→ Task to carry out: Determine how many lines contain the string "JSON" and reply with that number alone.

→ Supplied entries:
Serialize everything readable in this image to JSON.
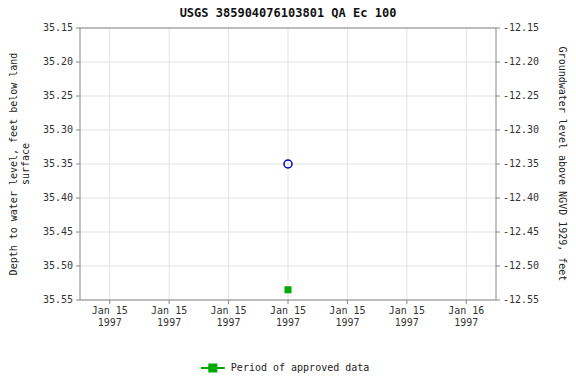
{
  "chart_data": {
    "type": "scatter",
    "title": "USGS 385904076103801 QA Ec 100",
    "y_label": "Depth to water level, feet below land\nsurface",
    "y2_label": "Groundwater level above NGVD 1929, feet",
    "categories": [
      "Jan 15\n1997",
      "Jan 15\n1997",
      "Jan 15\n1997",
      "Jan 15\n1997",
      "Jan 15\n1997",
      "Jan 15\n1997",
      "Jan 16\n1997"
    ],
    "series": [
      {
        "color": "#0000cc",
        "marker": "circle",
        "values": [
          null,
          null,
          null,
          35.35,
          null,
          null,
          null
        ]
      },
      {
        "name": "Period of approved data",
        "color": "#00aa00",
        "marker": "square",
        "values": [
          null,
          null,
          null,
          35.535,
          null,
          null,
          null
        ]
      }
    ],
    "ylim": [
      35.55,
      35.15
    ],
    "yticks": [
      35.15,
      {
        "value": 35.2,
        "label": "35.20"
      },
      35.25,
      {
        "value": 35.3,
        "label": "35.30"
      },
      35.35,
      {
        "value": 35.4,
        "label": "35.40"
      },
      35.45,
      {
        "value": 35.5,
        "label": "35.50"
      },
      35.55
    ],
    "y2lim": [
      -12.55,
      -12.15
    ],
    "y2ticks": [
      -12.15,
      {
        "value": -12.2,
        "label": "-12.20"
      },
      -12.25,
      {
        "value": -12.3,
        "label": "-12.30"
      },
      -12.35,
      {
        "value": -12.4,
        "label": "-12.40"
      },
      -12.45,
      {
        "value": -12.5,
        "label": "-12.50"
      },
      -12.55
    ],
    "grid": true,
    "legend": "bottom"
  }
}
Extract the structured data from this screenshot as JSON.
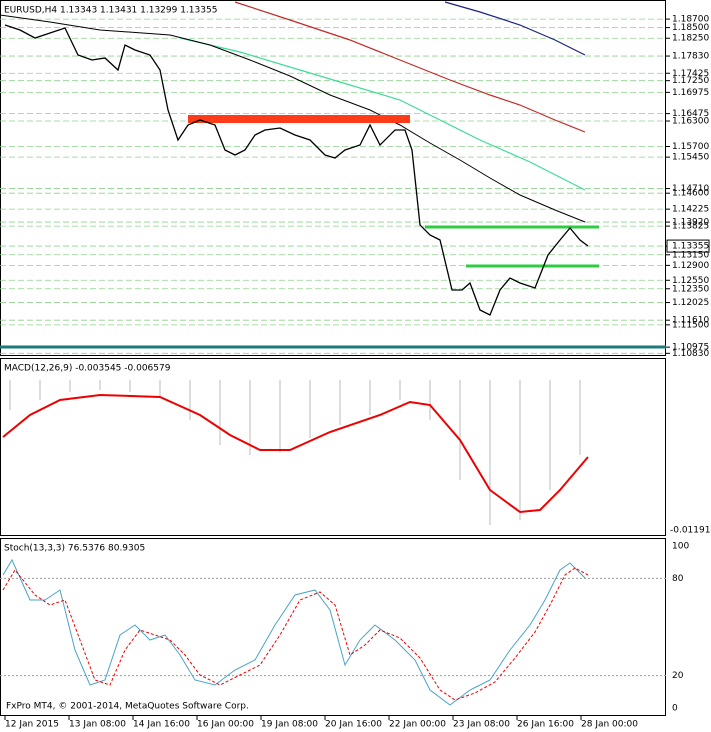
{
  "header": {
    "title": "EURUSD,H4  1.13343 1.13431 1.13299 1.13355"
  },
  "price_axis": {
    "ylim": [
      1.1079,
      1.1915
    ],
    "ticks": [
      {
        "value": 1.187,
        "label": "1.18700"
      },
      {
        "value": 1.185,
        "label": "1.18500"
      },
      {
        "value": 1.1825,
        "label": "1.18250"
      },
      {
        "value": 1.1783,
        "label": "1.17830"
      },
      {
        "value": 1.17425,
        "label": "1.17425"
      },
      {
        "value": 1.1725,
        "label": "1.17250"
      },
      {
        "value": 1.16975,
        "label": "1.16975"
      },
      {
        "value": 1.16475,
        "label": "1.16475"
      },
      {
        "value": 1.163,
        "label": "1.16300"
      },
      {
        "value": 1.157,
        "label": "1.15700"
      },
      {
        "value": 1.1545,
        "label": "1.15450"
      },
      {
        "value": 1.1471,
        "label": "1.14710"
      },
      {
        "value": 1.146,
        "label": "1.14600"
      },
      {
        "value": 1.14225,
        "label": "1.14225"
      },
      {
        "value": 1.1392,
        "label": "1.13920"
      },
      {
        "value": 1.13825,
        "label": "1.13825"
      },
      {
        "value": 1.13355,
        "label": "1.13355"
      },
      {
        "value": 1.1315,
        "label": "1.13150"
      },
      {
        "value": 1.129,
        "label": "1.12900"
      },
      {
        "value": 1.1255,
        "label": "1.12550"
      },
      {
        "value": 1.1235,
        "label": "1.12350"
      },
      {
        "value": 1.12025,
        "label": "1.12025"
      },
      {
        "value": 1.1161,
        "label": "1.11610"
      },
      {
        "value": 1.115,
        "label": "1.11500"
      },
      {
        "value": 1.10975,
        "label": "1.10975"
      },
      {
        "value": 1.1083,
        "label": "1.10830"
      }
    ]
  },
  "time_axis": {
    "labels": [
      "12 Jan 2015",
      "13 Jan 08:00",
      "14 Jan 16:00",
      "16 Jan 00:00",
      "19 Jan 08:00",
      "20 Jan 16:00",
      "22 Jan 00:00",
      "23 Jan 08:00",
      "26 Jan 16:00",
      "28 Jan 00:00"
    ]
  },
  "macd": {
    "title": "MACD(12,26,9) -0.003545 -0.006579",
    "axis_label": "-0.011914"
  },
  "stoch": {
    "title": "Stoch(13,3,3) 76.5376 80.9305",
    "levels": [
      100,
      80,
      20,
      0
    ],
    "ylim": [
      0,
      100
    ]
  },
  "footer": "FxPro MT4, © 2001-2014, MetaQuotes Software Corp."
}
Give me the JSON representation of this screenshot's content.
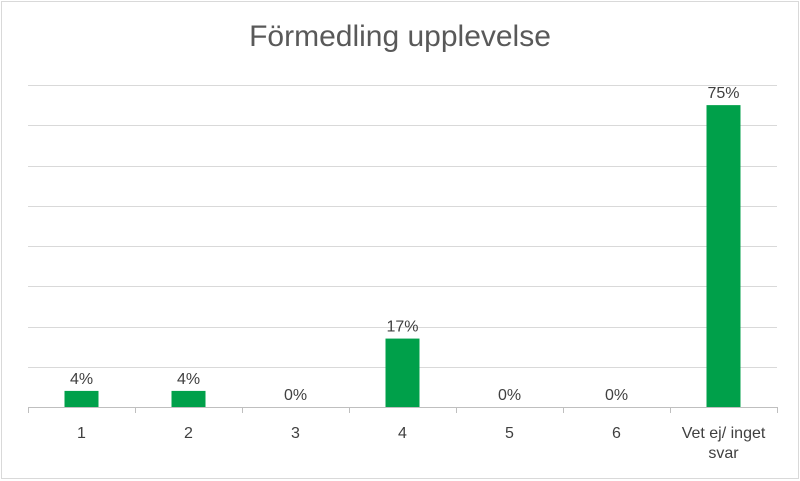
{
  "chart_data": {
    "type": "bar",
    "title": "Förmedling upplevelse",
    "categories": [
      "1",
      "2",
      "3",
      "4",
      "5",
      "6",
      "Vet ej/ inget svar"
    ],
    "category_lines": [
      [
        "1"
      ],
      [
        "2"
      ],
      [
        "3"
      ],
      [
        "4"
      ],
      [
        "5"
      ],
      [
        "6"
      ],
      [
        "Vet ej/ inget",
        "svar"
      ]
    ],
    "values": [
      4,
      4,
      0,
      17,
      0,
      0,
      75
    ],
    "data_labels": [
      "4%",
      "4%",
      "0%",
      "17%",
      "0%",
      "0%",
      "75%"
    ],
    "ylim": [
      0,
      80
    ],
    "y_gridline_step": 10,
    "y_tick_labels_visible": false,
    "grid": true,
    "legend": "none",
    "bar_color": "#00a04a"
  }
}
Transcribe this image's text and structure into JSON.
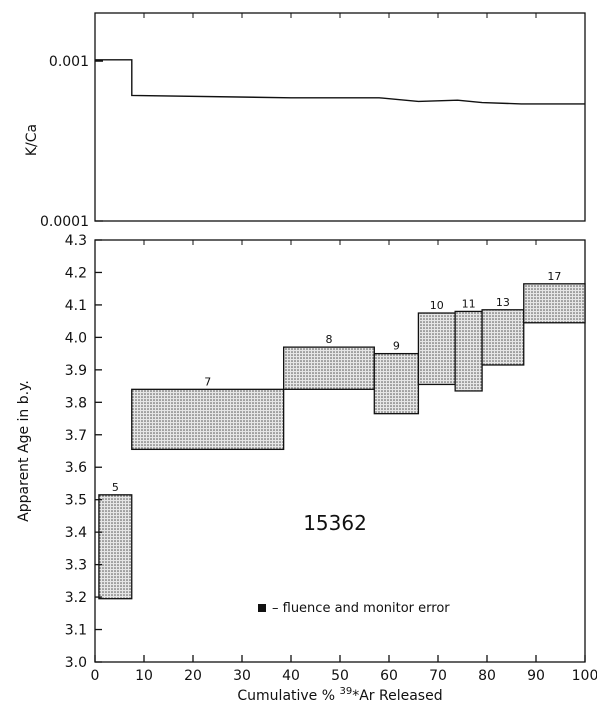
{
  "chart_data": [
    {
      "type": "line",
      "ylabel": "K/Ca",
      "yscale": "log",
      "ylim": [
        0.0001,
        0.002
      ],
      "xlim": [
        0,
        100
      ],
      "y_tick_labels": [
        "0.001",
        "0.0001"
      ],
      "y_ticks": [
        0.001,
        0.0001
      ],
      "step_x": [
        0,
        7.5,
        7.5,
        40,
        58,
        66,
        74,
        79,
        87,
        100
      ],
      "step_y": [
        0.00102,
        0.00102,
        0.00061,
        0.00059,
        0.00059,
        0.00056,
        0.00057,
        0.00055,
        0.00054,
        0.00054
      ]
    },
    {
      "type": "bar",
      "xlabel_prefix": "Cumulative  %  ",
      "xlabel_sup": "39",
      "xlabel_suffix": "*Ar Released",
      "ylabel": "Apparent  Age  in  b.y.",
      "xlim": [
        0,
        100
      ],
      "ylim": [
        3.0,
        4.3
      ],
      "x_ticks": [
        0,
        10,
        20,
        30,
        40,
        50,
        60,
        70,
        80,
        90,
        100
      ],
      "x_tick_labels": [
        "0",
        "10",
        "20",
        "30",
        "40",
        "50",
        "60",
        "70",
        "80",
        "90",
        "100"
      ],
      "y_ticks": [
        3.0,
        3.1,
        3.2,
        3.3,
        3.4,
        3.5,
        3.6,
        3.7,
        3.8,
        3.9,
        4.0,
        4.1,
        4.2,
        4.3
      ],
      "y_tick_labels": [
        "3.0",
        "3.1",
        "3.2",
        "3.3",
        "3.4",
        "3.5",
        "3.6",
        "3.7",
        "3.8",
        "3.9",
        "4.0",
        "4.1",
        "4.2",
        "4.3"
      ],
      "steps": [
        {
          "label": "5",
          "x0": 0.8,
          "x1": 7.5,
          "y0": 3.195,
          "y1": 3.515
        },
        {
          "label": "7",
          "x0": 7.5,
          "x1": 38.5,
          "y0": 3.655,
          "y1": 3.84
        },
        {
          "label": "8",
          "x0": 38.5,
          "x1": 57,
          "y0": 3.84,
          "y1": 3.97
        },
        {
          "label": "9",
          "x0": 57,
          "x1": 66,
          "y0": 3.765,
          "y1": 3.95
        },
        {
          "label": "10",
          "x0": 66,
          "x1": 73.5,
          "y0": 3.855,
          "y1": 4.075
        },
        {
          "label": "11",
          "x0": 73.5,
          "x1": 79,
          "y0": 3.835,
          "y1": 4.08
        },
        {
          "label": "13",
          "x0": 79,
          "x1": 87.5,
          "y0": 3.915,
          "y1": 4.085
        },
        {
          "label": "17",
          "x0": 87.5,
          "x1": 100,
          "y0": 4.045,
          "y1": 4.165
        }
      ],
      "sample_label": "15362",
      "legend": "– fluence and monitor error"
    }
  ]
}
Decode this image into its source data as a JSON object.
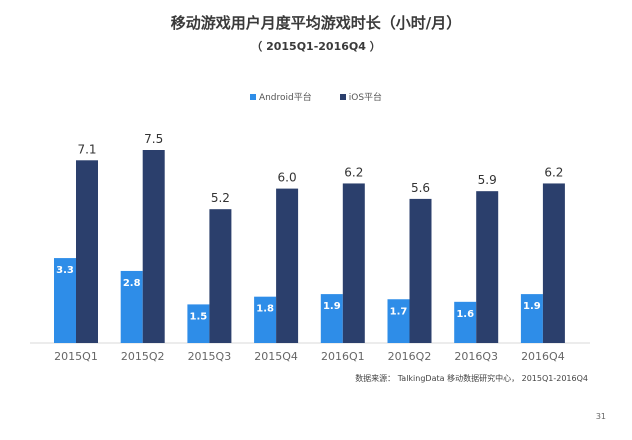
{
  "chart_data": {
    "type": "bar",
    "title": "移动游戏用户月度平均游戏时长（小时/月）",
    "subtitle": "（ 2015Q1-2016Q4 ）",
    "categories": [
      "2015Q1",
      "2015Q2",
      "2015Q3",
      "2015Q4",
      "2016Q1",
      "2016Q2",
      "2016Q3",
      "2016Q4"
    ],
    "series": [
      {
        "name": "Android平台",
        "color": "#2e8de8",
        "values": [
          3.3,
          2.8,
          1.5,
          1.8,
          1.9,
          1.7,
          1.6,
          1.9
        ]
      },
      {
        "name": "iOS平台",
        "color": "#2b3f6c",
        "values": [
          7.1,
          7.5,
          5.2,
          6.0,
          6.2,
          5.6,
          5.9,
          6.2
        ]
      }
    ],
    "ylim": [
      0,
      8
    ],
    "grid": false,
    "legend_position": "top-center"
  },
  "footer": {
    "source": "数据来源：  TalkingData 移动数据研究中心，  2015Q1-2016Q4",
    "page_number": "31"
  }
}
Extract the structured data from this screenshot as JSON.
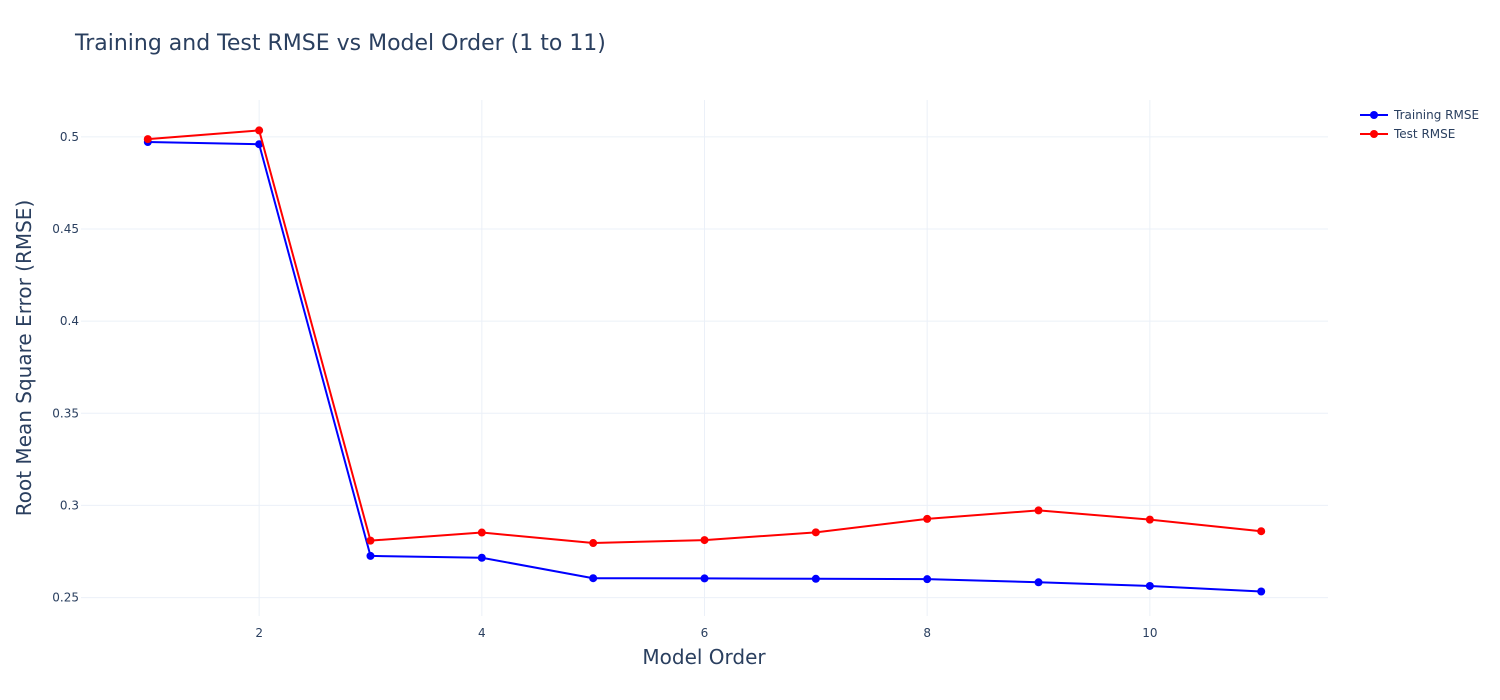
{
  "chart_data": {
    "type": "line",
    "title": "Training and Test RMSE vs Model Order (1 to 11)",
    "xlabel": "Model Order",
    "ylabel": "Root Mean Square Error (RMSE)",
    "x": [
      1,
      2,
      3,
      4,
      5,
      6,
      7,
      8,
      9,
      10,
      11
    ],
    "xlim": [
      0.4,
      11.6
    ],
    "ylim": [
      0.24,
      0.52
    ],
    "xticks": [
      2,
      4,
      6,
      8,
      10
    ],
    "yticks": [
      0.25,
      0.3,
      0.35,
      0.4,
      0.45,
      0.5
    ],
    "ytick_labels": [
      "0.25",
      "0.3",
      "0.35",
      "0.4",
      "0.45",
      "0.5"
    ],
    "grid": true,
    "legend_position": "top-right",
    "series": [
      {
        "name": "Training RMSE",
        "color": "#0000ff",
        "values": [
          0.4972,
          0.496,
          0.2726,
          0.2716,
          0.2605,
          0.2604,
          0.2602,
          0.26,
          0.2583,
          0.2563,
          0.2533
        ]
      },
      {
        "name": "Test RMSE",
        "color": "#ff0000",
        "values": [
          0.4988,
          0.5035,
          0.2809,
          0.2853,
          0.2796,
          0.2812,
          0.2854,
          0.2927,
          0.2973,
          0.2923,
          0.286
        ]
      }
    ]
  }
}
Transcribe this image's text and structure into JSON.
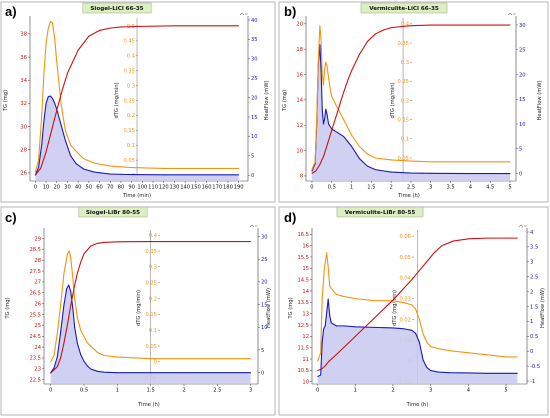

→ Solution: 7